_What you are asked to do_: Provide the data again in its entirety, exactly as given.
***
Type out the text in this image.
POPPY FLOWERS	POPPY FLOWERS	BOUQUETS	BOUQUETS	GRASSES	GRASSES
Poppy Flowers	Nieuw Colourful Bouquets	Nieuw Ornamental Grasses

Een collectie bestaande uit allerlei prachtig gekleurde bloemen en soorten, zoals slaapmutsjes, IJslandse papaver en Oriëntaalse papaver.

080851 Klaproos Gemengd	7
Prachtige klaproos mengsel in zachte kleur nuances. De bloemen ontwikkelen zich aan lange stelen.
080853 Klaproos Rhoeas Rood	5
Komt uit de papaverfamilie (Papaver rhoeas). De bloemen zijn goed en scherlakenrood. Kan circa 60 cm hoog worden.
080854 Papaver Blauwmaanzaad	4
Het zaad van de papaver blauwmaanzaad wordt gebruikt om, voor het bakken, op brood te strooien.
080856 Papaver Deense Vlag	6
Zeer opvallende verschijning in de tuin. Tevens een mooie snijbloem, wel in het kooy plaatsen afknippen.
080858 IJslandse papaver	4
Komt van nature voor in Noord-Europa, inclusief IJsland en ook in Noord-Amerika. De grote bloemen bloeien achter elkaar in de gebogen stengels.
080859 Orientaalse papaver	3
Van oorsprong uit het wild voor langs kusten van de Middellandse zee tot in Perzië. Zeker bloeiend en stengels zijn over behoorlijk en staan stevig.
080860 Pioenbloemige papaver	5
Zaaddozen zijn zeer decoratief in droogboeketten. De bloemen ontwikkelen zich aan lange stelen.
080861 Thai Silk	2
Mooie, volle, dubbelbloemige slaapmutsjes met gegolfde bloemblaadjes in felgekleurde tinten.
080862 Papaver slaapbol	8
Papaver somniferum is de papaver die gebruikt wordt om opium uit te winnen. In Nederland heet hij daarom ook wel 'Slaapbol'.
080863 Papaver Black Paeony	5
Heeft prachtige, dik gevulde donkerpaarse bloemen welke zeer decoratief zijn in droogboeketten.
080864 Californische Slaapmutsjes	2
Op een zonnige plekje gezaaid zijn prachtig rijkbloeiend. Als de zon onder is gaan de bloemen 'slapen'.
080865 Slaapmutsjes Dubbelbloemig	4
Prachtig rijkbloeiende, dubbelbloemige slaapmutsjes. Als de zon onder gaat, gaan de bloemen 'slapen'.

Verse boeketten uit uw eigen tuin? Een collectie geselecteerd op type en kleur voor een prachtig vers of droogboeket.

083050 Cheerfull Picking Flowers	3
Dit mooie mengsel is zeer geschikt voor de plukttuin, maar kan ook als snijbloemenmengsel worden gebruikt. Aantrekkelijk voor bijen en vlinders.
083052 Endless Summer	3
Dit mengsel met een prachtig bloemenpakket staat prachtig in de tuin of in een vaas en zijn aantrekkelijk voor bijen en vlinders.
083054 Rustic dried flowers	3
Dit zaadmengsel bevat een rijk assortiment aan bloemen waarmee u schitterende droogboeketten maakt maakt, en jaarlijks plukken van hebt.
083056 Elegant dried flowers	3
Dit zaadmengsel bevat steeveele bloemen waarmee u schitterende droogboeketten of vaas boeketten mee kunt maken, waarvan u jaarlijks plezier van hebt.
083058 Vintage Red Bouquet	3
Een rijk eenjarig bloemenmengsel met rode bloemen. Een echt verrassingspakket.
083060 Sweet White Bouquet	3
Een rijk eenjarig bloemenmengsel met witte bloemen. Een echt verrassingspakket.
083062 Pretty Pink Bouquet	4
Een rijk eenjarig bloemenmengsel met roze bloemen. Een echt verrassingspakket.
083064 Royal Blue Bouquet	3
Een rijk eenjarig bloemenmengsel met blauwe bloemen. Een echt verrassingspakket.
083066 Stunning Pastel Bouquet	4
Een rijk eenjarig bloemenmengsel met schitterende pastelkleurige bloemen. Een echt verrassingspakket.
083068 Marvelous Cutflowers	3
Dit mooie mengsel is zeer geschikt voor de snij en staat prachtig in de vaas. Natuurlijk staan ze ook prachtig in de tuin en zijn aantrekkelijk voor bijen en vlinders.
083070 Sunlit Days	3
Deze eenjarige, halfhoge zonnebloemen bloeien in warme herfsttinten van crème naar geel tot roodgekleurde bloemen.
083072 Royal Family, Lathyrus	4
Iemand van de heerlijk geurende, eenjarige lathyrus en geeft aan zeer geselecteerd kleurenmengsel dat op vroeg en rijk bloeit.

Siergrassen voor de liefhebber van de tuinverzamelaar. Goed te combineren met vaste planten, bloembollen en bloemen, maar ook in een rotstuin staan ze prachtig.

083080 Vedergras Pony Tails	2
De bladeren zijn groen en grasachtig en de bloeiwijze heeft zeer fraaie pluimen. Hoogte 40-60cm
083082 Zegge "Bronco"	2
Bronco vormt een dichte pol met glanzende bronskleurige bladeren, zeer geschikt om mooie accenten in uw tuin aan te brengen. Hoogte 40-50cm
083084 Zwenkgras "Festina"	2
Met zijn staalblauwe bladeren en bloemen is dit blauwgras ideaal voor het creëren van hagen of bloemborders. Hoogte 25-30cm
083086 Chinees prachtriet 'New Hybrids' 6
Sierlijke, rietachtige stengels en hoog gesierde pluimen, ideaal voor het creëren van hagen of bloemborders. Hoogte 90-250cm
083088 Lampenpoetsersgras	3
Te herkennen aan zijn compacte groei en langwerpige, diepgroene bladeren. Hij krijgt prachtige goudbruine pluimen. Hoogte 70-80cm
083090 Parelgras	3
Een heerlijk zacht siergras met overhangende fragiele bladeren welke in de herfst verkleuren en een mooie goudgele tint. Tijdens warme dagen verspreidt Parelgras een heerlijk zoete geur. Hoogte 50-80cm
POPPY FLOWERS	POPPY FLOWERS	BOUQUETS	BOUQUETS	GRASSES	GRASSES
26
***
_Answer to the problem_:
Type out the text in this image.
POPPY FLOWERS	POPPY FLOWERS	BOUQUETS	BOUQUETS	GRASSES	GRASSES
Poppy Flowers	Nieuw Colourful Bouquets	Nieuw Ornamental Grasses

Een collectie bestaande uit allerlei prachtig gekleurde bloemen en soorten, zoals slaapmutsjes, IJslandse papaver en Oriëntaalse papaver.

080851 Klaproos Gemengd	7
Prachtige klaproos mengsel in zachte kleur nuances. De bloemen ontwikkelen zich aan lange stelen.
080853 Klaproos Rhoeas Rood	5
Komt uit de papaverfamilie (Papaver rhoeas). De bloemen zijn goed en scherlakenrood. Kan circa 60 cm hoog worden.
080854 Papaver Blauwmaanzaad	4
Het zaad van de papaver blauwmaanzaad wordt gebruikt om, voor het bakken, op brood te strooien.
080856 Papaver Deense Vlag	6
Zeer opvallende verschijning in de tuin. Tevens een mooie snijbloem, wel in het kooy plaatsen afknippen.
080858 IJslandse papaver	4
Komt van nature voor in Noord-Europa, inclusief IJsland en ook in Noord-Amerika. De grote bloemen bloeien achter elkaar in de gebogen stengels.
080859 Orientaalse papaver	3
Van oorsprong uit het wild voor langs kusten van de Middellandse zee tot in Perzië. Zeker bloeiend en stengels zijn over behoorlijk en staan stevig.
080860 Pioenbloemige papaver	5
Zaaddozen zijn zeer decoratief in droogboeketten. De bloemen ontwikkelen zich aan lange stelen.
080861 Thai Silk	2
Mooie, volle, dubbelbloemige slaapmutsjes met gegolfde bloemblaadjes in felgekleurde tinten.
080862 Papaver slaapbol	8
Papaver somniferum is de papaver die gebruikt wordt om opium uit te winnen. In Nederland heet hij daarom ook wel 'Slaapbol'.
080863 Papaver Black Paeony	5
Heeft prachtige, dik gevulde donkerpaarse bloemen welke zeer decoratief zijn in droogboeketten.
080864 Californische Slaapmutsjes	2
Op een zonnige plekje gezaaid zijn prachtig rijkbloeiend. Als de zon onder is gaan de bloemen 'slapen'.
080865 Slaapmutsjes Dubbelbloemig	4
Prachtig rijkbloeiende, dubbelbloemige slaapmutsjes. Als de zon onder gaat, gaan de bloemen 'slapen'.

Verse boeketten uit uw eigen tuin? Een collectie geselecteerd op type en kleur voor een prachtig vers of droogboeket.

083050 Cheerfull Picking Flowers	3
Dit mooie mengsel is zeer geschikt voor de plukttuin, maar kan ook als snijbloemenmengsel worden gebruikt. Aantrekkelijk voor bijen en vlinders.
083052 Endless Summer	3
Dit mengsel met een prachtig bloemenpakket staat prachtig in de tuin of in een vaas en zijn aantrekkelijk voor bijen en vlinders.
083054 Rustic dried flowers	3
Dit zaadmengsel bevat een rijk assortiment aan bloemen waarmee u schitterende droogboeketten maakt maakt, en jaarlijks plukken van hebt.
083056 Elegant dried flowers	3
Dit zaadmengsel bevat steeveele bloemen waarmee u schitterende droogboeketten of vaas boeketten mee kunt maken, waarvan u jaarlijks plezier van hebt.
083058 Vintage Red Bouquet	3
Een rijk eenjarig bloemenmengsel met rode bloemen. Een echt verrassingspakket.
083060 Sweet White Bouquet	3
Een rijk eenjarig bloemenmengsel met witte bloemen. Een echt verrassingspakket.
083062 Pretty Pink Bouquet	4
Een rijk eenjarig bloemenmengsel met roze bloemen. Een echt verrassingspakket.
083064 Royal Blue Bouquet	3
Een rijk eenjarig bloemenmengsel met blauwe bloemen. Een echt verrassingspakket.
083066 Stunning Pastel Bouquet	4
Een rijk eenjarig bloemenmengsel met schitterende pastelkleurige bloemen. Een echt verrassingspakket.
083068 Marvelous Cutflowers	3
Dit mooie mengsel is zeer geschikt voor de snij en staat prachtig in de vaas. Natuurlijk staan ze ook prachtig in de tuin en zijn aantrekkelijk voor bijen en vlinders.
083070 Sunlit Days	3
Deze eenjarige, halfhoge zonnebloemen bloeien in warme herfsttinten van crème naar geel tot roodgekleurde bloemen.
083072 Royal Family, Lathyrus	4
Iemand van de heerlijk geurende, eenjarige lathyrus en geeft aan zeer geselecteerd kleurenmengsel dat op vroeg en rijk bloeit.

Siergrassen voor de liefhebber van de tuinverzamelaar. Goed te combineren met vaste planten, bloembollen en bloemen, maar ook in een rotstuin staan ze prachtig.

083080 Vedergras Pony Tails	2
De bladeren zijn groen en grasachtig en de bloeiwijze heeft zeer fraaie pluimen. Hoogte 40-60cm
083082 Zegge "Bronco"	2
Bronco vormt een dichte pol met glanzende bronskleurige bladeren, zeer geschikt om mooie accenten in uw tuin aan te brengen. Hoogte 40-50cm
083084 Zwenkgras "Festina"	2
Met zijn staalblauwe bladeren en bloemen is dit blauwgras ideaal voor het creëren van hagen of bloemborders. Hoogte 25-30cm
083086 Chinees prachtriet 'New Hybrids' 6
Sierlijke, rietachtige stengels en hoog gesierde pluimen, ideaal voor het creëren van hagen of bloemborders. Hoogte 90-250cm
083088 Lampenpoetsersgras	3
Te herkennen aan zijn compacte groei en langwerpige, diepgroene bladeren. Hij krijgt prachtige goudbruine pluimen. Hoogte 70-80cm
083090 Parelgras	3
Een heerlijk zacht siergras met overhangende fragiele bladeren welke in de herfst verkleuren en een mooie goudgele tint. Tijdens warme dagen verspreidt Parelgras een heerlijk zoete geur. Hoogte 50-80cm
POPPY FLOWERS	POPPY FLOWERS	BOUQUETS	BOUQUETS	GRASSES	GRASSES
26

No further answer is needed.